• [Short task]
Reproduce each line of the entries below without altering any of it.

• [Records shown]
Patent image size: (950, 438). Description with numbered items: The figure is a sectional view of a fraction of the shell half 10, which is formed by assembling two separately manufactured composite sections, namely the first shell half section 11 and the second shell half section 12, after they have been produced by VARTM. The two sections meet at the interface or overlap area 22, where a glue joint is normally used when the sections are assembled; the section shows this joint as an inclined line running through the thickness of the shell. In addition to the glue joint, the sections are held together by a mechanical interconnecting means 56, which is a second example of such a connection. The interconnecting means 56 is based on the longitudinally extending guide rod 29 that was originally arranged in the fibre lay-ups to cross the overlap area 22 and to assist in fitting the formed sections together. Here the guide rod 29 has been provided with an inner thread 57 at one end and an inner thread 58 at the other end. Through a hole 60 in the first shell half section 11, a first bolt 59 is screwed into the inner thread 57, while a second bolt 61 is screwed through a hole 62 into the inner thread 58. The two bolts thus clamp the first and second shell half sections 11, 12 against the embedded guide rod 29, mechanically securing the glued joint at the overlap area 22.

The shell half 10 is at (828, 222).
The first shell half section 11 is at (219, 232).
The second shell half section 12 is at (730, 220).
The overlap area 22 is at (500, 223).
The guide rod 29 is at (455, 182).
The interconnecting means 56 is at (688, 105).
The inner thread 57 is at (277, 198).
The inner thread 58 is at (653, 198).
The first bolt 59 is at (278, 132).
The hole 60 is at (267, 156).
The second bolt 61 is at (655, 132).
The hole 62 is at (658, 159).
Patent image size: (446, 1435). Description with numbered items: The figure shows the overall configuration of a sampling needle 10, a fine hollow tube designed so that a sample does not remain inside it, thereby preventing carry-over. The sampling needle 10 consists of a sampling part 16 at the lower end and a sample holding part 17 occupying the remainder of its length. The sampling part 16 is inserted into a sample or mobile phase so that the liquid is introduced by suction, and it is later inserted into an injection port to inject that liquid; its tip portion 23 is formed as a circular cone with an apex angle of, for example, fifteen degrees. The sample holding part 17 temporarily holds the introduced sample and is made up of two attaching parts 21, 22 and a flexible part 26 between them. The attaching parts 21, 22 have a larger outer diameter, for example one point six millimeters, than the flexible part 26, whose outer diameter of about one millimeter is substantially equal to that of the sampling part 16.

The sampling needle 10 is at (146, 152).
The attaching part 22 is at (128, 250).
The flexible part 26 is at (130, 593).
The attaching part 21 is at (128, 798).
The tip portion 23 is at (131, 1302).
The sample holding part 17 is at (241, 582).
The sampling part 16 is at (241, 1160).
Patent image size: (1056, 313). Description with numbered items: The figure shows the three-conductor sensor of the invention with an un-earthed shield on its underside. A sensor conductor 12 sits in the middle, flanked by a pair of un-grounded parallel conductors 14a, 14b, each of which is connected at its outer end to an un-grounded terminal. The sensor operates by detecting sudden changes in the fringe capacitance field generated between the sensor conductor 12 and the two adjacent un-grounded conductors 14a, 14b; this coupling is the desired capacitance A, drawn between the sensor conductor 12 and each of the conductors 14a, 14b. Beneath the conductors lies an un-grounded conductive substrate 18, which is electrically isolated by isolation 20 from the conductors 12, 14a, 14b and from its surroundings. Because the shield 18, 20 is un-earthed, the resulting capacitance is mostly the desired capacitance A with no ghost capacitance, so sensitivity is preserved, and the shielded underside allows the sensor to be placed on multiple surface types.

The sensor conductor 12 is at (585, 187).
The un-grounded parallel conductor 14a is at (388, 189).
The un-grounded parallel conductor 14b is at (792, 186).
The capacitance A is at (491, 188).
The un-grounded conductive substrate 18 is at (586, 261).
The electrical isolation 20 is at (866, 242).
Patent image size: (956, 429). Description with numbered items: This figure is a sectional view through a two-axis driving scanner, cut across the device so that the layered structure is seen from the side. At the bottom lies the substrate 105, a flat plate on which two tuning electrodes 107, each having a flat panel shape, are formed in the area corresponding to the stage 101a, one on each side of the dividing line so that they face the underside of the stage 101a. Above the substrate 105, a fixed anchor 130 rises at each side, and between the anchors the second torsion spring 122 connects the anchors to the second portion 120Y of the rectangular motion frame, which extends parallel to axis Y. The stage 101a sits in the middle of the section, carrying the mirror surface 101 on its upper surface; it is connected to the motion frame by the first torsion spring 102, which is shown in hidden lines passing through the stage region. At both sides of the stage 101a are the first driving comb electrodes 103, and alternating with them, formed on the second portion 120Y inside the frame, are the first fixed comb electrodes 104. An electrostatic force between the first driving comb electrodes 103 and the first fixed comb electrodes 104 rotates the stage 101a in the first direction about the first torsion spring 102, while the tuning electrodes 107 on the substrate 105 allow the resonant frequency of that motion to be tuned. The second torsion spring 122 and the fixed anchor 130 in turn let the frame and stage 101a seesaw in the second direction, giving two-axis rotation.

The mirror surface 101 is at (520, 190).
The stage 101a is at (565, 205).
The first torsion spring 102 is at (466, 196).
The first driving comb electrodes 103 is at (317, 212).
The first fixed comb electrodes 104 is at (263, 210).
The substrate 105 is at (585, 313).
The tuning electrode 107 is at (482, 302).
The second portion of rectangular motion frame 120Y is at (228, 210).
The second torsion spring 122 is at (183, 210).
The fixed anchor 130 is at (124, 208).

• [Solution for this exercise]
Patent image size: (950, 438). Description with numbered items: The figure is a sectional view of a fraction of the shell half 10, which is formed by assembling two separately manufactured composite sections, namely the first shell half section 11 and the second shell half section 12, after they have been produced by VARTM. The two sections meet at the interface or overlap area 22, where a glue joint is normally used when the sections are assembled; the section shows this joint as an inclined line running through the thickness of the shell. In addition to the glue joint, the sections are held together by a mechanical interconnecting means 56, which is a second example of such a connection. The interconnecting means 56 is based on the longitudinally extending guide rod 29 that was originally arranged in the fibre lay-ups to cross the overlap area 22 and to assist in fitting the formed sections together. Here the guide rod 29 has been provided with an inner thread 57 at one end and an inner thread 58 at the other end. Through a hole 60 in the first shell half section 11, a first bolt 59 is screwed into the inner thread 57, while a second bolt 61 is screwed through a hole 62 into the inner thread 58. The two bolts thus clamp the first and second shell half sections 11, 12 against the embedded guide rod 29, mechanically securing the glued joint at the overlap area 22.

The shell half 10 is at (828, 222).
The first shell half section 11 is at (219, 232).
The second shell half section 12 is at (730, 220).
The overlap area 22 is at (500, 223).
The guide rod 29 is at (455, 182).
The interconnecting means 56 is at (688, 105).
The inner thread 57 is at (277, 198).
The inner thread 58 is at (653, 198).
The first bolt 59 is at (278, 132).
The hole 60 is at (267, 156).
The second bolt 61 is at (655, 132).
The hole 62 is at (658, 159).
Patent image size: (446, 1435). Description with numbered items: The figure shows the overall configuration of a sampling needle 10, a fine hollow tube designed so that a sample does not remain inside it, thereby preventing carry-over. The sampling needle 10 consists of a sampling part 16 at the lower end and a sample holding part 17 occupying the remainder of its length. The sampling part 16 is inserted into a sample or mobile phase so that the liquid is introduced by suction, and it is later inserted into an injection port to inject that liquid; its tip portion 23 is formed as a circular cone with an apex angle of, for example, fifteen degrees. The sample holding part 17 temporarily holds the introduced sample and is made up of two attaching parts 21, 22 and a flexible part 26 between them. The attaching parts 21, 22 have a larger outer diameter, for example one point six millimeters, than the flexible part 26, whose outer diameter of about one millimeter is substantially equal to that of the sampling part 16.

The sampling needle 10 is at (146, 152).
The attaching part 22 is at (128, 250).
The flexible part 26 is at (130, 593).
The attaching part 21 is at (128, 798).
The tip portion 23 is at (131, 1302).
The sample holding part 17 is at (241, 582).
The sampling part 16 is at (241, 1160).
Patent image size: (1056, 313). Description with numbered items: The figure shows the three-conductor sensor of the invention with an un-earthed shield on its underside. A sensor conductor 12 sits in the middle, flanked by a pair of un-grounded parallel conductors 14a, 14b, each of which is connected at its outer end to an un-grounded terminal. The sensor operates by detecting sudden changes in the fringe capacitance field generated between the sensor conductor 12 and the two adjacent un-grounded conductors 14a, 14b; this coupling is the desired capacitance A, drawn between the sensor conductor 12 and each of the conductors 14a, 14b. Beneath the conductors lies an un-grounded conductive substrate 18, which is electrically isolated by isolation 20 from the conductors 12, 14a, 14b and from its surroundings. Because the shield 18, 20 is un-earthed, the resulting capacitance is mostly the desired capacitance A with no ghost capacitance, so sensitivity is preserved, and the shielded underside allows the sensor to be placed on multiple surface types.

The sensor conductor 12 is at (585, 187).
The un-grounded parallel conductor 14a is at (388, 189).
The un-grounded parallel conductor 14b is at (792, 186).
The capacitance A is at (491, 188).
The un-grounded conductive substrate 18 is at (586, 261).
The electrical isolation 20 is at (866, 242).
Patent image size: (956, 429). Description with numbered items: This figure is a sectional view through a two-axis driving scanner, cut across the device so that the layered structure is seen from the side. At the bottom lies the substrate 105, a flat plate on which two tuning electrodes 107, each having a flat panel shape, are formed in the area corresponding to the stage 101a, one on each side of the dividing line so that they face the underside of the stage 101a. Above the substrate 105, a fixed anchor 130 rises at each side, and between the anchors the second torsion spring 122 connects the anchors to the second portion 120Y of the rectangular motion frame, which extends parallel to axis Y. The stage 101a sits in the middle of the section, carrying the mirror surface 101 on its upper surface; it is connected to the motion frame by the first torsion spring 102, which is shown in hidden lines passing through the stage region. At both sides of the stage 101a are the first driving comb electrodes 103, and alternating with them, formed on the second portion 120Y inside the frame, are the first fixed comb electrodes 104. An electrostatic force between the first driving comb electrodes 103 and the first fixed comb electrodes 104 rotates the stage 101a in the first direction about the first torsion spring 102, while the tuning electrodes 107 on the substrate 105 allow the resonant frequency of that motion to be tuned. The second torsion spring 122 and the fixed anchor 130 in turn let the frame and stage 101a seesaw in the second direction, giving two-axis rotation.

The mirror surface 101 is at (520, 190).
The stage 101a is at (565, 205).
The first torsion spring 102 is at (466, 196).
The first driving comb electrodes 103 is at (317, 212).
The first fixed comb electrodes 104 is at (263, 210).
The substrate 105 is at (585, 313).
The tuning electrode 107 is at (482, 302).
The second portion of rectangular motion frame 120Y is at (228, 210).
The second torsion spring 122 is at (183, 210).
The fixed anchor 130 is at (124, 208).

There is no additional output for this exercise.